→ **EXTRACTED MATERIAL**
* * * * * * * * *

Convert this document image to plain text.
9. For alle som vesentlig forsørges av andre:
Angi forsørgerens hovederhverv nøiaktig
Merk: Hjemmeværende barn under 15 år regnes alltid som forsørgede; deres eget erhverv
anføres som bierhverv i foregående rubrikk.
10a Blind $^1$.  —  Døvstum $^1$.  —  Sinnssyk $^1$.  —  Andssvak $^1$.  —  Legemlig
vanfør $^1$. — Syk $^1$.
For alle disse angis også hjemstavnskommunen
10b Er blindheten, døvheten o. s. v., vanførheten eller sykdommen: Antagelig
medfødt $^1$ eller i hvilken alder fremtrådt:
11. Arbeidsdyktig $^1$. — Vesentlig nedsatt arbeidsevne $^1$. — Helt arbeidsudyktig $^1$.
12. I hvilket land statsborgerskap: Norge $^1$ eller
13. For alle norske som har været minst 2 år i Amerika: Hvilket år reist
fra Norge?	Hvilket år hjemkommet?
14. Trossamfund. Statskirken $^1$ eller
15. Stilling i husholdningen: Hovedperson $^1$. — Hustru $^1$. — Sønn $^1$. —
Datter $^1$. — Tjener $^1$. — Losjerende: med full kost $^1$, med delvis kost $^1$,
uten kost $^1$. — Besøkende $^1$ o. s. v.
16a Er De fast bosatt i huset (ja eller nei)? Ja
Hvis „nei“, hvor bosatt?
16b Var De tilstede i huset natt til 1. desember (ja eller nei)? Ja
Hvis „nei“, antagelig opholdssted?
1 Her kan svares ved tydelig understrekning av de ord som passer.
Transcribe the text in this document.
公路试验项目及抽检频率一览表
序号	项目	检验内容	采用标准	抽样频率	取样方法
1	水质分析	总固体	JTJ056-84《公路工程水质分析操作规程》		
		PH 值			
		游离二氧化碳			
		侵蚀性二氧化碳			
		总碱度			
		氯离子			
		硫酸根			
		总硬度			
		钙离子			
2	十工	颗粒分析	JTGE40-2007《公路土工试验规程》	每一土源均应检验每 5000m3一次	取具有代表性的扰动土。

* * * * * * * * *

→ **STATED PROBLEM**
Above are the records; copy all of them exactly.

→ **FINISHED TASK**
Convert this document image to plain text.
9. For alle som vesentlig forsørges av andre:
Angi forsørgerens hovederhverv nøiaktig
Merk: Hjemmeværende barn under 15 år regnes alltid som forsørgede; deres eget erhverv
anføres som bierhverv i foregående rubrikk.
10a Blind $^1$.  —  Døvstum $^1$.  —  Sinnssyk $^1$.  —  Andssvak $^1$.  —  Legemlig
vanfør $^1$. — Syk $^1$.
For alle disse angis også hjemstavnskommunen
10b Er blindheten, døvheten o. s. v., vanførheten eller sykdommen: Antagelig
medfødt $^1$ eller i hvilken alder fremtrådt:
11. Arbeidsdyktig $^1$. — Vesentlig nedsatt arbeidsevne $^1$. — Helt arbeidsudyktig $^1$.
12. I hvilket land statsborgerskap: Norge $^1$ eller
13. For alle norske som har været minst 2 år i Amerika: Hvilket år reist
fra Norge?	Hvilket år hjemkommet?
14. Trossamfund. Statskirken $^1$ eller
15. Stilling i husholdningen: Hovedperson $^1$. — Hustru $^1$. — Sønn $^1$. —
Datter $^1$. — Tjener $^1$. — Losjerende: med full kost $^1$, med delvis kost $^1$,
uten kost $^1$. — Besøkende $^1$ o. s. v.
16a Er De fast bosatt i huset (ja eller nei)? Ja
Hvis „nei“, hvor bosatt?
16b Var De tilstede i huset natt til 1. desember (ja eller nei)? Ja
Hvis „nei“, antagelig opholdssted?
1 Her kan svares ved tydelig understrekning av de ord som passer.
Transcribe the text in this document.
公路试验项目及抽检频率一览表
序号	项目	检验内容	采用标准	抽样频率	取样方法
1	水质分析	总固体	JTJ056-84《公路工程水质分析操作规程》		
		PH 值			
		游离二氧化碳			
		侵蚀性二氧化碳			
		总碱度			
		氯离子			
		硫酸根			
		总硬度			
		钙离子			
2	十工	颗粒分析	JTGE40-2007《公路土工试验规程》	每一土源均应检验每 5000m3一次	取具有代表性的扰动土。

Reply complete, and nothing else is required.